Dataset entries:

>> start

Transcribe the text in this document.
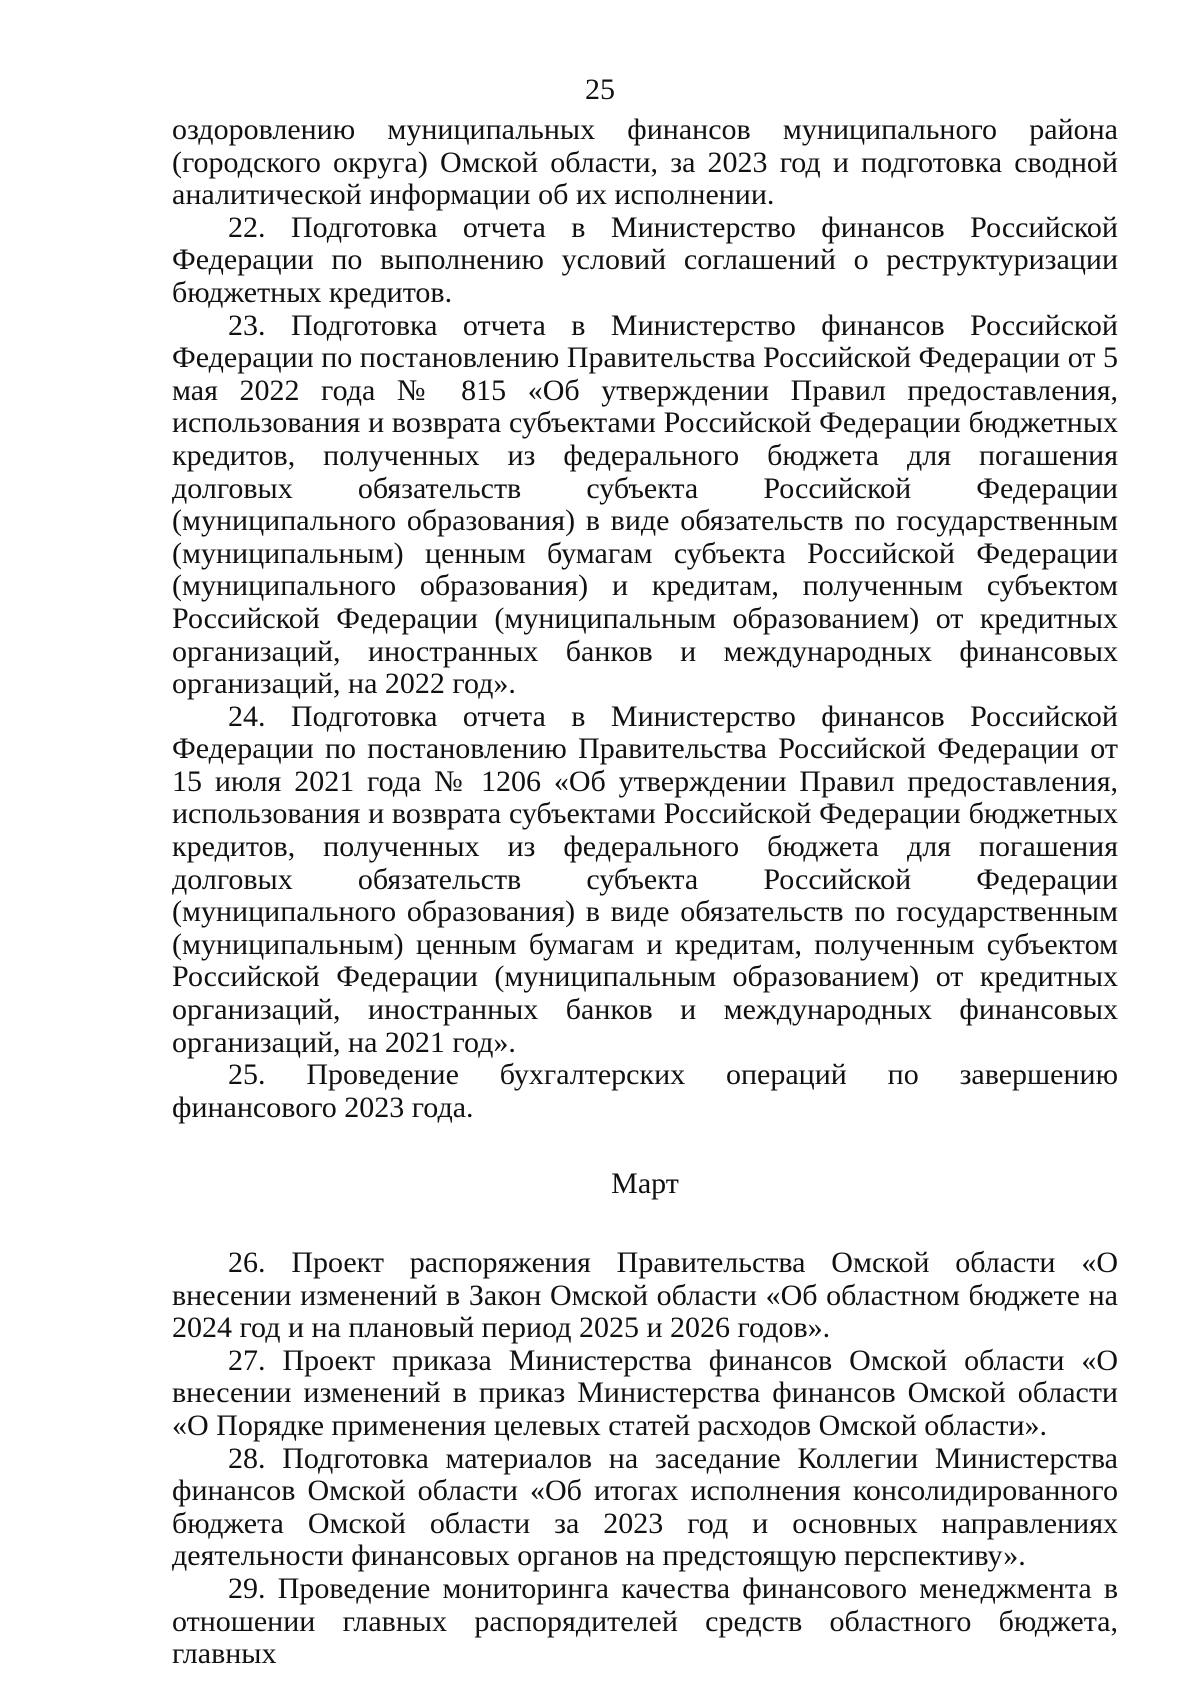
25

оздоровлению муниципальных финансов муниципального района (городского округа) Омской области, за 2023 год и подготовка сводной аналитической информации об их исполнении.

22. Подготовка отчета в Министерство финансов Российской Федерации по выполнению условий соглашений о реструктуризации бюджетных кредитов.

23. Подготовка отчета в Министерство финансов Российской Федерации по постановлению Правительства Российской Федерации от 5 мая 2022 года № 815 «Об утверждении Правил предоставления, использования и возврата субъектами Российской Федерации бюджетных кредитов, полученных из федерального бюджета для погашения долговых обязательств субъекта Российской Федерации (муниципального образования) в виде обязательств по государственным (муниципальным) ценным бумагам субъекта Российской Федерации (муниципального образования) и кредитам, полученным субъектом Российской Федерации (муниципальным образованием) от кредитных организаций, иностранных банков и международных финансовых организаций, на 2022 год».

24. Подготовка отчета в Министерство финансов Российской Федерации по постановлению Правительства Российской Федерации от 15 июля 2021 года № 1206 «Об утверждении Правил предоставления, использования и возврата субъектами Российской Федерации бюджетных кредитов, полученных из федерального бюджета для погашения долговых обязательств субъекта Российской Федерации (муниципального образования) в виде обязательств по государственным (муниципальным) ценным бумагам и кредитам, полученным субъектом Российской Федерации (муниципальным образованием) от кредитных организаций, иностранных банков и международных финансовых организаций, на 2021 год».

25. Проведение бухгалтерских операций по завершению финансового 2023 года.

Март

26. Проект распоряжения Правительства Омской области «О внесении изменений в Закон Омской области «Об областном бюджете на 2024 год и на плановый период 2025 и 2026 годов».

27. Проект приказа Министерства финансов Омской области «О внесении изменений в приказ Министерства финансов Омской области «О Порядке применения целевых статей расходов Омской области».

28. Подготовка материалов на заседание Коллегии Министерства финансов Омской области «Об итогах исполнения консолидированного бюджета Омской области за 2023 год и основных направлениях деятельности финансовых органов на предстоящую перспективу».

29. Проведение мониторинга качества финансового менеджмента в отношении главных распорядителей средств областного бюджета, главных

>> end

_Work to complete:_
Select the lines that carry the string "долговых" and copy them.

_In response:_
23. Подготовка отчета в Министерство финансов Российской Федерации по постановлению Правительства Российской Федерации от 5 мая 2022 года № 815 «Об утверждении Правил предоставления, использования и возврата субъектами Российской Федерации бюджетных кредитов, полученных из федерального бюджета для погашения долговых обязательств субъекта Российской Федерации (муниципального образования) в виде обязательств по государственным (муниципальным) ценным бумагам субъекта Российской Федерации (муниципального образования) и кредитам, полученным субъектом Российской Федерации (муниципальным образованием) от кредитных организаций, иностранных банков и международных финансовых организаций, на 2022 год».
24. Подготовка отчета в Министерство финансов Российской Федерации по постановлению Правительства Российской Федерации от 15 июля 2021 года № 1206 «Об утверждении Правил предоставления, использования и возврата субъектами Российской Федерации бюджетных кредитов, полученных из федерального бюджета для погашения долговых обязательств субъекта Российской Федерации (муниципального образования) в виде обязательств по государственным (муниципальным) ценным бумагам и кредитам, полученным субъектом Российской Федерации (муниципальным образованием) от кредитных организаций, иностранных банков и международных финансовых организаций, на 2021 год».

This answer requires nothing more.